[begin Records for this exercise]

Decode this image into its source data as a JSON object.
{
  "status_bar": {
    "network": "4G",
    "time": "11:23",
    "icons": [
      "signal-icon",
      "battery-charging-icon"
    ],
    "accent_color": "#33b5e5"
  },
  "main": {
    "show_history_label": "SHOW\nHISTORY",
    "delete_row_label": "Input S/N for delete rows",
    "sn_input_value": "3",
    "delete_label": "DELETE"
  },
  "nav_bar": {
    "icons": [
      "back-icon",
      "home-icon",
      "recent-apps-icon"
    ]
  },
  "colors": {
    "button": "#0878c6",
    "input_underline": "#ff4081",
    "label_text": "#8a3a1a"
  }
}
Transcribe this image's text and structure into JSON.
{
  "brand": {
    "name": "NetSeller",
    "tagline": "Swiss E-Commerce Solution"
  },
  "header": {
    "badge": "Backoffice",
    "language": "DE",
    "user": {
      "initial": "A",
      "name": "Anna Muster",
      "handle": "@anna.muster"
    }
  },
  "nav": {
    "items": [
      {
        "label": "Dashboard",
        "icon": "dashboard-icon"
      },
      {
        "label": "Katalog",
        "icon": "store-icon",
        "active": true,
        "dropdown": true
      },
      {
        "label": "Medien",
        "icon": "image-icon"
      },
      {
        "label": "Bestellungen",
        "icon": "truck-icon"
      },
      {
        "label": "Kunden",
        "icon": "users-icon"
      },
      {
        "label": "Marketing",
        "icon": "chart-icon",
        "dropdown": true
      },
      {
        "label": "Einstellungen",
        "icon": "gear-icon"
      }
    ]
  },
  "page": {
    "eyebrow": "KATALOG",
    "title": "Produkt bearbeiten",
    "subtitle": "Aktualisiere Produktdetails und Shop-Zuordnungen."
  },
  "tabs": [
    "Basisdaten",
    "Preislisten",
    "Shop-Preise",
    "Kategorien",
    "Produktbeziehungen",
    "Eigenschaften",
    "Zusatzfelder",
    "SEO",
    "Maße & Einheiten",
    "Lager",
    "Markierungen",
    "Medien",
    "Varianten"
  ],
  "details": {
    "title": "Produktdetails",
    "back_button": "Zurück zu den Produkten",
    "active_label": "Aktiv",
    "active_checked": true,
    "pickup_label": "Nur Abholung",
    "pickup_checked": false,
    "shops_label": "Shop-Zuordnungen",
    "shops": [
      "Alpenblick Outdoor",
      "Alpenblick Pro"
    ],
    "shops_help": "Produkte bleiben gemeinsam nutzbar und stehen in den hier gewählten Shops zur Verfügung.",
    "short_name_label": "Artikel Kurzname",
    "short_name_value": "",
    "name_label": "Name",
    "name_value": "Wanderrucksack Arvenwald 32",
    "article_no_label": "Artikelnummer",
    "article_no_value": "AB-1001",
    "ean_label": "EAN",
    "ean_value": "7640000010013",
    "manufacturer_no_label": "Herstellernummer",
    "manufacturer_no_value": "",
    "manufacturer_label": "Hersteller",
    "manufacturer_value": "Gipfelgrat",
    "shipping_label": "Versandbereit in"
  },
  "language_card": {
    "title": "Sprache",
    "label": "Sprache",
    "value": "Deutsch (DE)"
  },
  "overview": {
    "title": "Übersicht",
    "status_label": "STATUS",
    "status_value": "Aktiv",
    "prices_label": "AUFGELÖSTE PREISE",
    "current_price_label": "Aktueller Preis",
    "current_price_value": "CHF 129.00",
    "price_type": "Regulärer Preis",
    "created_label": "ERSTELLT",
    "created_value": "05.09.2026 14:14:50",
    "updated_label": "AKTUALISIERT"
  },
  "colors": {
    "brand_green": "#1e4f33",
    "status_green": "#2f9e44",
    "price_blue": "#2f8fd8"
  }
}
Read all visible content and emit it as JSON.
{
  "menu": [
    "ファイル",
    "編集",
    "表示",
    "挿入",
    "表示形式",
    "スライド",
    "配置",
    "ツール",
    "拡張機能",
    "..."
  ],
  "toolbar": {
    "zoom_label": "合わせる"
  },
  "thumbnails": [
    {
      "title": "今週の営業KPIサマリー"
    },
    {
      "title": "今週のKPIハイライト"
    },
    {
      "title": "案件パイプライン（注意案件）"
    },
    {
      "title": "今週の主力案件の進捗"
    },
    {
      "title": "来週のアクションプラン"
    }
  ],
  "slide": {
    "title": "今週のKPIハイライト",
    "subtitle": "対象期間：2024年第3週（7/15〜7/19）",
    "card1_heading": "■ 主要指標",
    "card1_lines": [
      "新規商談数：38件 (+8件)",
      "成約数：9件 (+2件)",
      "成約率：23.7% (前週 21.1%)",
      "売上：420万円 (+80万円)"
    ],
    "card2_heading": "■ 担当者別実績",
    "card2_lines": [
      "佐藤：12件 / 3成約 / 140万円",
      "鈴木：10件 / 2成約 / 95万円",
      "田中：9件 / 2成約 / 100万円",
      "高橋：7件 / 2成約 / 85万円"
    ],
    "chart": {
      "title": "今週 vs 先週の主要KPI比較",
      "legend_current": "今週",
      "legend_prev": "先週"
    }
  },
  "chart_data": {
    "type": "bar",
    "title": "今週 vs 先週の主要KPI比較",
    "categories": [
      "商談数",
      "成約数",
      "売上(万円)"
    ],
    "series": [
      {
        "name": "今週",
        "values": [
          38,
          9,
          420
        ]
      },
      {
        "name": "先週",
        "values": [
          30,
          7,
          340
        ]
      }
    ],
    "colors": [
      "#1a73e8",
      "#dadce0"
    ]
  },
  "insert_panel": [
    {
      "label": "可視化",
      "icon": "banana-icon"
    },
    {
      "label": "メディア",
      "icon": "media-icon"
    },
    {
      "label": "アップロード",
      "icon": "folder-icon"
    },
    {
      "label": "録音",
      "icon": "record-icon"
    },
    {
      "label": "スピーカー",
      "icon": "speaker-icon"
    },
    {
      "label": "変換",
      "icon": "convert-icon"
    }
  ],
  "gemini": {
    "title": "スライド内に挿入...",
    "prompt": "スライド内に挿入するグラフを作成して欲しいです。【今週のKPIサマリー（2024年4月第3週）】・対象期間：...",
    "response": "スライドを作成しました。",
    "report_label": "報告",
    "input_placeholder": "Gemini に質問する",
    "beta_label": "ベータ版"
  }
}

[end Records for this exercise]

__What is needed__
Nothing may be left out: return each entry exactly as it reads.

__Expected output__
Decode this image into its source data as a JSON object.
{
  "status_bar": {
    "network": "4G",
    "time": "11:23",
    "icons": [
      "signal-icon",
      "battery-charging-icon"
    ],
    "accent_color": "#33b5e5"
  },
  "main": {
    "show_history_label": "SHOW\nHISTORY",
    "delete_row_label": "Input S/N for delete rows",
    "sn_input_value": "3",
    "delete_label": "DELETE"
  },
  "nav_bar": {
    "icons": [
      "back-icon",
      "home-icon",
      "recent-apps-icon"
    ]
  },
  "colors": {
    "button": "#0878c6",
    "input_underline": "#ff4081",
    "label_text": "#8a3a1a"
  }
}
Transcribe this image's text and structure into JSON.
{
  "brand": {
    "name": "NetSeller",
    "tagline": "Swiss E-Commerce Solution"
  },
  "header": {
    "badge": "Backoffice",
    "language": "DE",
    "user": {
      "initial": "A",
      "name": "Anna Muster",
      "handle": "@anna.muster"
    }
  },
  "nav": {
    "items": [
      {
        "label": "Dashboard",
        "icon": "dashboard-icon"
      },
      {
        "label": "Katalog",
        "icon": "store-icon",
        "active": true,
        "dropdown": true
      },
      {
        "label": "Medien",
        "icon": "image-icon"
      },
      {
        "label": "Bestellungen",
        "icon": "truck-icon"
      },
      {
        "label": "Kunden",
        "icon": "users-icon"
      },
      {
        "label": "Marketing",
        "icon": "chart-icon",
        "dropdown": true
      },
      {
        "label": "Einstellungen",
        "icon": "gear-icon"
      }
    ]
  },
  "page": {
    "eyebrow": "KATALOG",
    "title": "Produkt bearbeiten",
    "subtitle": "Aktualisiere Produktdetails und Shop-Zuordnungen."
  },
  "tabs": [
    "Basisdaten",
    "Preislisten",
    "Shop-Preise",
    "Kategorien",
    "Produktbeziehungen",
    "Eigenschaften",
    "Zusatzfelder",
    "SEO",
    "Maße & Einheiten",
    "Lager",
    "Markierungen",
    "Medien",
    "Varianten"
  ],
  "details": {
    "title": "Produktdetails",
    "back_button": "Zurück zu den Produkten",
    "active_label": "Aktiv",
    "active_checked": true,
    "pickup_label": "Nur Abholung",
    "pickup_checked": false,
    "shops_label": "Shop-Zuordnungen",
    "shops": [
      "Alpenblick Outdoor",
      "Alpenblick Pro"
    ],
    "shops_help": "Produkte bleiben gemeinsam nutzbar und stehen in den hier gewählten Shops zur Verfügung.",
    "short_name_label": "Artikel Kurzname",
    "short_name_value": "",
    "name_label": "Name",
    "name_value": "Wanderrucksack Arvenwald 32",
    "article_no_label": "Artikelnummer",
    "article_no_value": "AB-1001",
    "ean_label": "EAN",
    "ean_value": "7640000010013",
    "manufacturer_no_label": "Herstellernummer",
    "manufacturer_no_value": "",
    "manufacturer_label": "Hersteller",
    "manufacturer_value": "Gipfelgrat",
    "shipping_label": "Versandbereit in"
  },
  "language_card": {
    "title": "Sprache",
    "label": "Sprache",
    "value": "Deutsch (DE)"
  },
  "overview": {
    "title": "Übersicht",
    "status_label": "STATUS",
    "status_value": "Aktiv",
    "prices_label": "AUFGELÖSTE PREISE",
    "current_price_label": "Aktueller Preis",
    "current_price_value": "CHF 129.00",
    "price_type": "Regulärer Preis",
    "created_label": "ERSTELLT",
    "created_value": "05.09.2026 14:14:50",
    "updated_label": "AKTUALISIERT"
  },
  "colors": {
    "brand_green": "#1e4f33",
    "status_green": "#2f9e44",
    "price_blue": "#2f8fd8"
  }
}
Read all visible content and emit it as JSON.
{
  "menu": [
    "ファイル",
    "編集",
    "表示",
    "挿入",
    "表示形式",
    "スライド",
    "配置",
    "ツール",
    "拡張機能",
    "..."
  ],
  "toolbar": {
    "zoom_label": "合わせる"
  },
  "thumbnails": [
    {
      "title": "今週の営業KPIサマリー"
    },
    {
      "title": "今週のKPIハイライト"
    },
    {
      "title": "案件パイプライン（注意案件）"
    },
    {
      "title": "今週の主力案件の進捗"
    },
    {
      "title": "来週のアクションプラン"
    }
  ],
  "slide": {
    "title": "今週のKPIハイライト",
    "subtitle": "対象期間：2024年第3週（7/15〜7/19）",
    "card1_heading": "■ 主要指標",
    "card1_lines": [
      "新規商談数：38件 (+8件)",
      "成約数：9件 (+2件)",
      "成約率：23.7% (前週 21.1%)",
      "売上：420万円 (+80万円)"
    ],
    "card2_heading": "■ 担当者別実績",
    "card2_lines": [
      "佐藤：12件 / 3成約 / 140万円",
      "鈴木：10件 / 2成約 / 95万円",
      "田中：9件 / 2成約 / 100万円",
      "高橋：7件 / 2成約 / 85万円"
    ],
    "chart": {
      "title": "今週 vs 先週の主要KPI比較",
      "legend_current": "今週",
      "legend_prev": "先週"
    }
  },
  "chart_data": {
    "type": "bar",
    "title": "今週 vs 先週の主要KPI比較",
    "categories": [
      "商談数",
      "成約数",
      "売上(万円)"
    ],
    "series": [
      {
        "name": "今週",
        "values": [
          38,
          9,
          420
        ]
      },
      {
        "name": "先週",
        "values": [
          30,
          7,
          340
        ]
      }
    ],
    "colors": [
      "#1a73e8",
      "#dadce0"
    ]
  },
  "insert_panel": [
    {
      "label": "可視化",
      "icon": "banana-icon"
    },
    {
      "label": "メディア",
      "icon": "media-icon"
    },
    {
      "label": "アップロード",
      "icon": "folder-icon"
    },
    {
      "label": "録音",
      "icon": "record-icon"
    },
    {
      "label": "スピーカー",
      "icon": "speaker-icon"
    },
    {
      "label": "変換",
      "icon": "convert-icon"
    }
  ],
  "gemini": {
    "title": "スライド内に挿入...",
    "prompt": "スライド内に挿入するグラフを作成して欲しいです。【今週のKPIサマリー（2024年4月第3週）】・対象期間：...",
    "response": "スライドを作成しました。",
    "report_label": "報告",
    "input_placeholder": "Gemini に質問する",
    "beta_label": "ベータ版"
  }
}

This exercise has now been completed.